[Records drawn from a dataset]
+ + + + + + +

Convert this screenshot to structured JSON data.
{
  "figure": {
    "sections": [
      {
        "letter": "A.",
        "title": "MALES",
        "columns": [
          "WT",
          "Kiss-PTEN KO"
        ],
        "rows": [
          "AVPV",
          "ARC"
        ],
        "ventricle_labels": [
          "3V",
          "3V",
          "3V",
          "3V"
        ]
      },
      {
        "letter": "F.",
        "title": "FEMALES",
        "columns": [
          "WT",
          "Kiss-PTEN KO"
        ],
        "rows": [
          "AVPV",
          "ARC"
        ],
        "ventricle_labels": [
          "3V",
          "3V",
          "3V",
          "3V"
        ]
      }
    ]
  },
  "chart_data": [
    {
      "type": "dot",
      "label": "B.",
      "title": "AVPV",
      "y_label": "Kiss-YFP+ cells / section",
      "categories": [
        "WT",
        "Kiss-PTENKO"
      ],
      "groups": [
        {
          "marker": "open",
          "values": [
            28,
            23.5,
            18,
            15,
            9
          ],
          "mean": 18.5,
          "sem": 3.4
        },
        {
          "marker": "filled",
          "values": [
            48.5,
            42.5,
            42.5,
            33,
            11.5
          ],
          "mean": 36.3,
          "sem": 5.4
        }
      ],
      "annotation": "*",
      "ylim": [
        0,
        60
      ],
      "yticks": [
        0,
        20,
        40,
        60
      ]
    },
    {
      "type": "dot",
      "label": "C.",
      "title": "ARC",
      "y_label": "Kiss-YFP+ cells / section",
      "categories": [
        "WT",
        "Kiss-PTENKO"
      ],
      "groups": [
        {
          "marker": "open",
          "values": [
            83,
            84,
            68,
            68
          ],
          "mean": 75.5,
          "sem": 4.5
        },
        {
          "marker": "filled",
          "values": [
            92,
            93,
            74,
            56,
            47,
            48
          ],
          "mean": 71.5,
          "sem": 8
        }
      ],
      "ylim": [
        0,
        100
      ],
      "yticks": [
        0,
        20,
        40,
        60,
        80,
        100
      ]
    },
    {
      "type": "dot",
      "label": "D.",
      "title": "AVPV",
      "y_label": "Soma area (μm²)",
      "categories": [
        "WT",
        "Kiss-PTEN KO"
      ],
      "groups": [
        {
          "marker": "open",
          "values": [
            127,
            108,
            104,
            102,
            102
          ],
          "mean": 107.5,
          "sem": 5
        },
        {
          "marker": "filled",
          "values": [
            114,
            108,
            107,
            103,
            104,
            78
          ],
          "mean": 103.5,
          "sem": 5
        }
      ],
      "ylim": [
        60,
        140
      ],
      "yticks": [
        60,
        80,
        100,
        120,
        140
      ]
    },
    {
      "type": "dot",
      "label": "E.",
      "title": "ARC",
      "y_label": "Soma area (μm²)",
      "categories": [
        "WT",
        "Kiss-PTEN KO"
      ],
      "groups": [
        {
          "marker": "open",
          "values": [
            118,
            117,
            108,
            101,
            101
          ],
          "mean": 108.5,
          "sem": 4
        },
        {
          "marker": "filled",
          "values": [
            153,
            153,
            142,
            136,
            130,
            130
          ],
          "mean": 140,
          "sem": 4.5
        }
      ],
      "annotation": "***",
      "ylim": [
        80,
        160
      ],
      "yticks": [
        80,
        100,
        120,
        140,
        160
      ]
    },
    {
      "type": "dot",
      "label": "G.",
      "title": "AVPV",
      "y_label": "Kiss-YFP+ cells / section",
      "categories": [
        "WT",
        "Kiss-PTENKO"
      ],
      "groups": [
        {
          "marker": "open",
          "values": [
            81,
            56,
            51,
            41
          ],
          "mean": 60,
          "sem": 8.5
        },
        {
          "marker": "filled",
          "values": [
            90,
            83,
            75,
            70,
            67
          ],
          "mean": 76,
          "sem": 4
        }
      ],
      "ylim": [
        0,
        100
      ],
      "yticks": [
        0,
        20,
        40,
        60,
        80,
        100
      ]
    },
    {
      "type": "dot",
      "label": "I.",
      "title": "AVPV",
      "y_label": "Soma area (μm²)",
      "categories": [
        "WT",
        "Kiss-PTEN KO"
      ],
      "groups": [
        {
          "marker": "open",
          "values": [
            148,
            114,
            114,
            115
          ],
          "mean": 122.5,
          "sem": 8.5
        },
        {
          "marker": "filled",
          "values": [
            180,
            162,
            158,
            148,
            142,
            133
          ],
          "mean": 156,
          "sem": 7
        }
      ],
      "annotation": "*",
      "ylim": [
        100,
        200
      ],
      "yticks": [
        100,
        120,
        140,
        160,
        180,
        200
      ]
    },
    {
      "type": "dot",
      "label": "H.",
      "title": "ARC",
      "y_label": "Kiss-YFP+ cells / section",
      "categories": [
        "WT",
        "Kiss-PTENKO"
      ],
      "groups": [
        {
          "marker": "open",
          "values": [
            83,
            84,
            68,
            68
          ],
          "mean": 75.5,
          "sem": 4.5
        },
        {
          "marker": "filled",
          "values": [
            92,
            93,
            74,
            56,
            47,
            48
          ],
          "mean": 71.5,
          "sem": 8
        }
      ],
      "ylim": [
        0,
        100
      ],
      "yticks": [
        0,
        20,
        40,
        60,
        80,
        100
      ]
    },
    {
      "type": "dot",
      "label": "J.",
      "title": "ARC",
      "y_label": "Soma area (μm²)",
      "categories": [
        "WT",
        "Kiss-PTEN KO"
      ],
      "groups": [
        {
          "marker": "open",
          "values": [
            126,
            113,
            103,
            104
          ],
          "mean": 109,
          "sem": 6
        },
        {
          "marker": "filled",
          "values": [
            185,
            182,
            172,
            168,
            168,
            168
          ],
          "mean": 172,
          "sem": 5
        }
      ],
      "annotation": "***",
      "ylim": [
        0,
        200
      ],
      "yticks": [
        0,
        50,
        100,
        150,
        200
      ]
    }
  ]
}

+ + + + + + +

Description of the task: Beginning with the first line above, transcribe all of the data exactly.

Written solution:
Convert this screenshot to structured JSON data.
{
  "figure": {
    "sections": [
      {
        "letter": "A.",
        "title": "MALES",
        "columns": [
          "WT",
          "Kiss-PTEN KO"
        ],
        "rows": [
          "AVPV",
          "ARC"
        ],
        "ventricle_labels": [
          "3V",
          "3V",
          "3V",
          "3V"
        ]
      },
      {
        "letter": "F.",
        "title": "FEMALES",
        "columns": [
          "WT",
          "Kiss-PTEN KO"
        ],
        "rows": [
          "AVPV",
          "ARC"
        ],
        "ventricle_labels": [
          "3V",
          "3V",
          "3V",
          "3V"
        ]
      }
    ]
  },
  "chart_data": [
    {
      "type": "dot",
      "label": "B.",
      "title": "AVPV",
      "y_label": "Kiss-YFP+ cells / section",
      "categories": [
        "WT",
        "Kiss-PTENKO"
      ],
      "groups": [
        {
          "marker": "open",
          "values": [
            28,
            23.5,
            18,
            15,
            9
          ],
          "mean": 18.5,
          "sem": 3.4
        },
        {
          "marker": "filled",
          "values": [
            48.5,
            42.5,
            42.5,
            33,
            11.5
          ],
          "mean": 36.3,
          "sem": 5.4
        }
      ],
      "annotation": "*",
      "ylim": [
        0,
        60
      ],
      "yticks": [
        0,
        20,
        40,
        60
      ]
    },
    {
      "type": "dot",
      "label": "C.",
      "title": "ARC",
      "y_label": "Kiss-YFP+ cells / section",
      "categories": [
        "WT",
        "Kiss-PTENKO"
      ],
      "groups": [
        {
          "marker": "open",
          "values": [
            83,
            84,
            68,
            68
          ],
          "mean": 75.5,
          "sem": 4.5
        },
        {
          "marker": "filled",
          "values": [
            92,
            93,
            74,
            56,
            47,
            48
          ],
          "mean": 71.5,
          "sem": 8
        }
      ],
      "ylim": [
        0,
        100
      ],
      "yticks": [
        0,
        20,
        40,
        60,
        80,
        100
      ]
    },
    {
      "type": "dot",
      "label": "D.",
      "title": "AVPV",
      "y_label": "Soma area (μm²)",
      "categories": [
        "WT",
        "Kiss-PTEN KO"
      ],
      "groups": [
        {
          "marker": "open",
          "values": [
            127,
            108,
            104,
            102,
            102
          ],
          "mean": 107.5,
          "sem": 5
        },
        {
          "marker": "filled",
          "values": [
            114,
            108,
            107,
            103,
            104,
            78
          ],
          "mean": 103.5,
          "sem": 5
        }
      ],
      "ylim": [
        60,
        140
      ],
      "yticks": [
        60,
        80,
        100,
        120,
        140
      ]
    },
    {
      "type": "dot",
      "label": "E.",
      "title": "ARC",
      "y_label": "Soma area (μm²)",
      "categories": [
        "WT",
        "Kiss-PTEN KO"
      ],
      "groups": [
        {
          "marker": "open",
          "values": [
            118,
            117,
            108,
            101,
            101
          ],
          "mean": 108.5,
          "sem": 4
        },
        {
          "marker": "filled",
          "values": [
            153,
            153,
            142,
            136,
            130,
            130
          ],
          "mean": 140,
          "sem": 4.5
        }
      ],
      "annotation": "***",
      "ylim": [
        80,
        160
      ],
      "yticks": [
        80,
        100,
        120,
        140,
        160
      ]
    },
    {
      "type": "dot",
      "label": "G.",
      "title": "AVPV",
      "y_label": "Kiss-YFP+ cells / section",
      "categories": [
        "WT",
        "Kiss-PTENKO"
      ],
      "groups": [
        {
          "marker": "open",
          "values": [
            81,
            56,
            51,
            41
          ],
          "mean": 60,
          "sem": 8.5
        },
        {
          "marker": "filled",
          "values": [
            90,
            83,
            75,
            70,
            67
          ],
          "mean": 76,
          "sem": 4
        }
      ],
      "ylim": [
        0,
        100
      ],
      "yticks": [
        0,
        20,
        40,
        60,
        80,
        100
      ]
    },
    {
      "type": "dot",
      "label": "I.",
      "title": "AVPV",
      "y_label": "Soma area (μm²)",
      "categories": [
        "WT",
        "Kiss-PTEN KO"
      ],
      "groups": [
        {
          "marker": "open",
          "values": [
            148,
            114,
            114,
            115
          ],
          "mean": 122.5,
          "sem": 8.5
        },
        {
          "marker": "filled",
          "values": [
            180,
            162,
            158,
            148,
            142,
            133
          ],
          "mean": 156,
          "sem": 7
        }
      ],
      "annotation": "*",
      "ylim": [
        100,
        200
      ],
      "yticks": [
        100,
        120,
        140,
        160,
        180,
        200
      ]
    },
    {
      "type": "dot",
      "label": "H.",
      "title": "ARC",
      "y_label": "Kiss-YFP+ cells / section",
      "categories": [
        "WT",
        "Kiss-PTENKO"
      ],
      "groups": [
        {
          "marker": "open",
          "values": [
            83,
            84,
            68,
            68
          ],
          "mean": 75.5,
          "sem": 4.5
        },
        {
          "marker": "filled",
          "values": [
            92,
            93,
            74,
            56,
            47,
            48
          ],
          "mean": 71.5,
          "sem": 8
        }
      ],
      "ylim": [
        0,
        100
      ],
      "yticks": [
        0,
        20,
        40,
        60,
        80,
        100
      ]
    },
    {
      "type": "dot",
      "label": "J.",
      "title": "ARC",
      "y_label": "Soma area (μm²)",
      "categories": [
        "WT",
        "Kiss-PTEN KO"
      ],
      "groups": [
        {
          "marker": "open",
          "values": [
            126,
            113,
            103,
            104
          ],
          "mean": 109,
          "sem": 6
        },
        {
          "marker": "filled",
          "values": [
            185,
            182,
            172,
            168,
            168,
            168
          ],
          "mean": 172,
          "sem": 5
        }
      ],
      "annotation": "***",
      "ylim": [
        0,
        200
      ],
      "yticks": [
        0,
        50,
        100,
        150,
        200
      ]
    }
  ]
}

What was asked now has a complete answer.